What is needed:
Leaving out the pictures, please retype each record exactly.

Extracted records:

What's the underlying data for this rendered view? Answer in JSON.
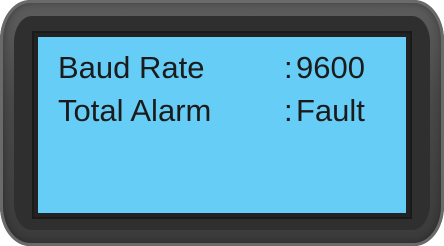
{
  "display": {
    "rows": [
      {
        "label": "Baud Rate",
        "separator": ":",
        "value": "9600"
      },
      {
        "label": "Total Alarm",
        "separator": ":",
        "value": "Fault"
      }
    ]
  },
  "colors": {
    "screen_background": "#65cdf6",
    "screen_text": "#1b1b1b",
    "bezel": "#4a4a4a",
    "screen_border": "#222222"
  }
}
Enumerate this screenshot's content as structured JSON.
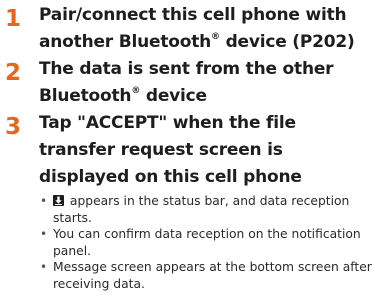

Task output:
What's the underlying data for this rendered view? Answer in JSON.
{
  "display": {
    "rows": [
      {
        "label": "Baud Rate",
        "separator": ":",
        "value": "9600"
      },
      {
        "label": "Total Alarm",
        "separator": ":",
        "value": "Fault"
      }
    ]
  },
  "colors": {
    "screen_background": "#65cdf6",
    "screen_text": "#1b1b1b",
    "bezel": "#4a4a4a",
    "screen_border": "#222222"
  }
}
Enumerate this screenshot's content as structured JSON.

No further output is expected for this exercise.